**EXERCISE OBJECTIVE:**
Produce a word-for-word copy of the listing below without its pictures.

**INPUT FOR THIS TASK:**
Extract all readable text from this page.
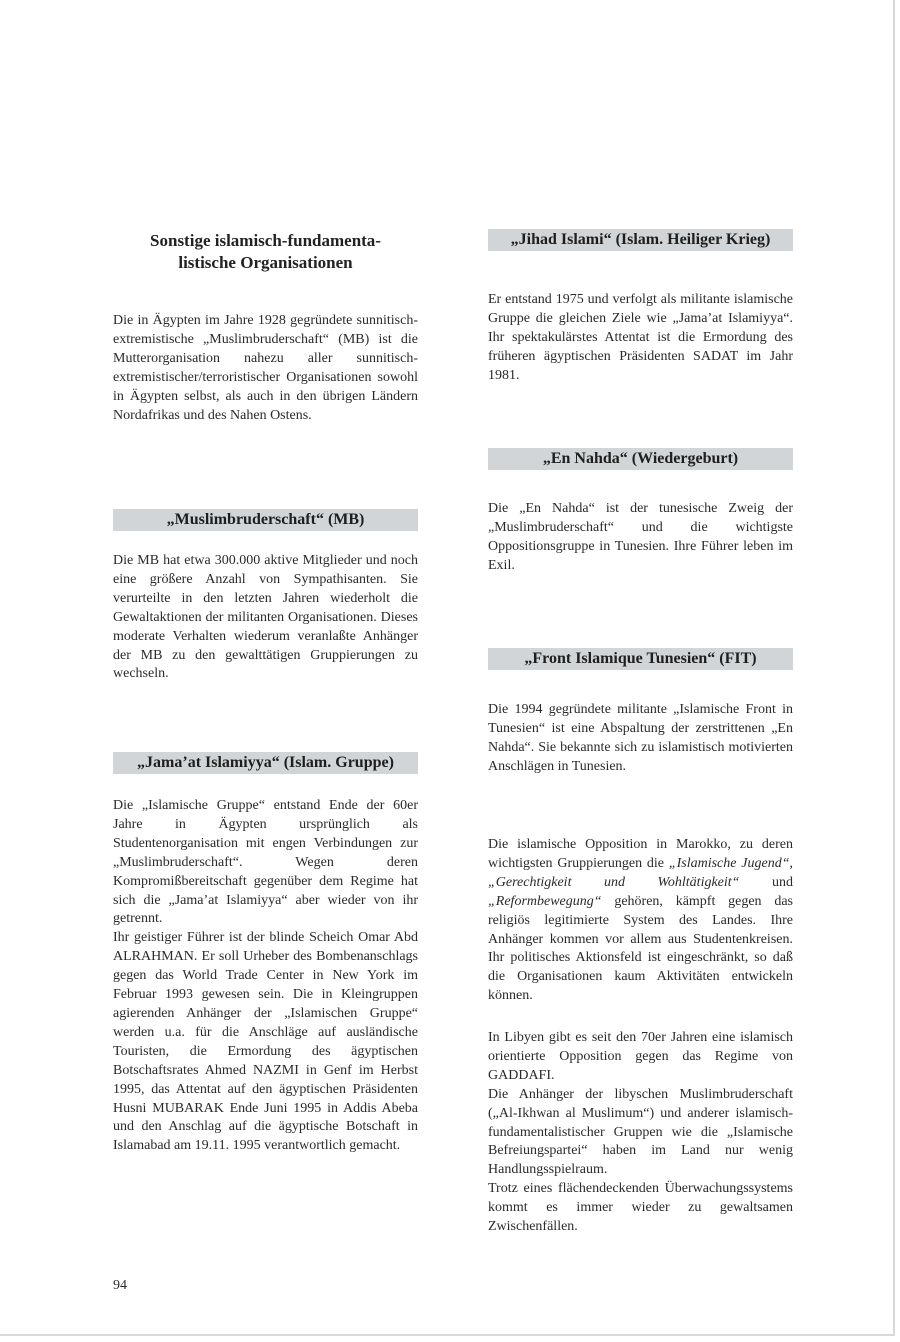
Sonstige islamisch-fundamenta-
listische Organisationen

Die in Ägypten im Jahre 1928 gegründete sunnitisch-extremistische „Muslimbruderschaft“ (MB) ist die Mutterorganisation nahezu aller sunnitisch-extremistischer/terroristischer Organisationen sowohl in Ägypten selbst, als auch in den übrigen Ländern Nordafrikas und des Nahen Ostens.

„Muslimbruderschaft“ (MB)

Die MB hat etwa 300.000 aktive Mitglieder und noch eine größere Anzahl von Sympathisanten. Sie verurteilte in den letzten Jahren wiederholt die Gewaltaktionen der militanten Organisationen. Dieses moderate Verhalten wiederum veranlaßte Anhänger der MB zu den gewalttätigen Gruppierungen zu wechseln.

„Jama’at Islamiyya“ (Islam. Gruppe)

Die „Islamische Gruppe“ entstand Ende der 60er Jahre in Ägypten ursprünglich als Studentenorganisation mit engen Verbindungen zur „Muslimbruderschaft“. Wegen deren Kompromißbereitschaft gegenüber dem Regime hat sich die „Jama’at Islamiyya“ aber wieder von ihr getrennt.

Ihr geistiger Führer ist der blinde Scheich Omar Abd ALRAHMAN. Er soll Urheber des Bombenanschlags gegen das World Trade Center in New York im Februar 1993 gewesen sein. Die in Kleingruppen agierenden Anhänger der „Islamischen Gruppe“ werden u.a. für die Anschläge auf ausländische Touristen, die Ermordung des ägyptischen Botschaftsrates Ahmed NAZMI in Genf im Herbst 1995, das Attentat auf den ägyptischen Präsidenten Husni MUBARAK Ende Juni 1995 in Addis Abeba und den Anschlag auf die ägyptische Botschaft in Islamabad am 19.11. 1995 verantwortlich gemacht.

„Jihad Islami“ (Islam. Heiliger Krieg)

Er entstand 1975 und verfolgt als militante islamische Gruppe die gleichen Ziele wie „Jama’at Islamiyya“. Ihr spektakulärstes Attentat ist die Ermordung des früheren ägyptischen Präsidenten SADAT im Jahr 1981.

„En Nahda“ (Wiedergeburt)

Die „En Nahda“ ist der tunesische Zweig der „Muslimbruderschaft“ und die wichtigste Oppositionsgruppe in Tunesien. Ihre Führer leben im Exil.

„Front Islamique Tunesien“ (FIT)

Die 1994 gegründete militante „Islamische Front in Tunesien“ ist eine Abspaltung der zerstrittenen „En Nahda“. Sie bekannte sich zu islamistisch motivierten Anschlägen in Tunesien.

Die islamische Opposition in Marokko, zu deren wichtigsten Gruppierungen die „Islamische Jugend“, „Gerechtigkeit und Wohltätigkeit“ und „Reformbewegung“ gehören, kämpft gegen das religiös legitimierte System des Landes. Ihre Anhänger kommen vor allem aus Studentenkreisen. Ihr politisches Aktionsfeld ist eingeschränkt, so daß die Organisationen kaum Aktivitäten entwickeln können.

In Libyen gibt es seit den 70er Jahren eine islamisch orientierte Opposition gegen das Regime von GADDAFI.

Die Anhänger der libyschen Muslimbruderschaft („Al-Ikhwan al Muslimum“) und anderer islamisch-fundamentalistischer Gruppen wie die „Islamische Befreiungspartei“ haben im Land nur wenig Handlungsspielraum.

Trotz eines flächendeckenden Überwachungssystems kommt es immer wieder zu gewaltsamen Zwischenfällen.

94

**EXERCISE RESULT:**
Extract all readable text from this page.
Sonstige islamisch-fundamenta-
listische Organisationen

Die in Ägypten im Jahre 1928 gegründete sunnitisch-extremistische „Muslimbruderschaft“ (MB) ist die Mutterorganisation nahezu aller sunnitisch-extremistischer/terroristischer Organisationen sowohl in Ägypten selbst, als auch in den übrigen Ländern Nordafrikas und des Nahen Ostens.

„Muslimbruderschaft“ (MB)

Die MB hat etwa 300.000 aktive Mitglieder und noch eine größere Anzahl von Sympathisanten. Sie verurteilte in den letzten Jahren wiederholt die Gewaltaktionen der militanten Organisationen. Dieses moderate Verhalten wiederum veranlaßte Anhänger der MB zu den gewalttätigen Gruppierungen zu wechseln.

„Jama’at Islamiyya“ (Islam. Gruppe)

Die „Islamische Gruppe“ entstand Ende der 60er Jahre in Ägypten ursprünglich als Studentenorganisation mit engen Verbindungen zur „Muslimbruderschaft“. Wegen deren Kompromißbereitschaft gegenüber dem Regime hat sich die „Jama’at Islamiyya“ aber wieder von ihr getrennt.

Ihr geistiger Führer ist der blinde Scheich Omar Abd ALRAHMAN. Er soll Urheber des Bombenanschlags gegen das World Trade Center in New York im Februar 1993 gewesen sein. Die in Kleingruppen agierenden Anhänger der „Islamischen Gruppe“ werden u.a. für die Anschläge auf ausländische Touristen, die Ermordung des ägyptischen Botschaftsrates Ahmed NAZMI in Genf im Herbst 1995, das Attentat auf den ägyptischen Präsidenten Husni MUBARAK Ende Juni 1995 in Addis Abeba und den Anschlag auf die ägyptische Botschaft in Islamabad am 19.11. 1995 verantwortlich gemacht.

„Jihad Islami“ (Islam. Heiliger Krieg)

Er entstand 1975 und verfolgt als militante islamische Gruppe die gleichen Ziele wie „Jama’at Islamiyya“. Ihr spektakulärstes Attentat ist die Ermordung des früheren ägyptischen Präsidenten SADAT im Jahr 1981.

„En Nahda“ (Wiedergeburt)

Die „En Nahda“ ist der tunesische Zweig der „Muslimbruderschaft“ und die wichtigste Oppositionsgruppe in Tunesien. Ihre Führer leben im Exil.

„Front Islamique Tunesien“ (FIT)

Die 1994 gegründete militante „Islamische Front in Tunesien“ ist eine Abspaltung der zerstrittenen „En Nahda“. Sie bekannte sich zu islamistisch motivierten Anschlägen in Tunesien.

Die islamische Opposition in Marokko, zu deren wichtigsten Gruppierungen die „Islamische Jugend“, „Gerechtigkeit und Wohltätigkeit“ und „Reformbewegung“ gehören, kämpft gegen das religiös legitimierte System des Landes. Ihre Anhänger kommen vor allem aus Studentenkreisen. Ihr politisches Aktionsfeld ist eingeschränkt, so daß die Organisationen kaum Aktivitäten entwickeln können.

In Libyen gibt es seit den 70er Jahren eine islamisch orientierte Opposition gegen das Regime von GADDAFI.

Die Anhänger der libyschen Muslimbruderschaft („Al-Ikhwan al Muslimum“) und anderer islamisch-fundamentalistischer Gruppen wie die „Islamische Befreiungspartei“ haben im Land nur wenig Handlungsspielraum.

Trotz eines flächendeckenden Überwachungssystems kommt es immer wieder zu gewaltsamen Zwischenfällen.

94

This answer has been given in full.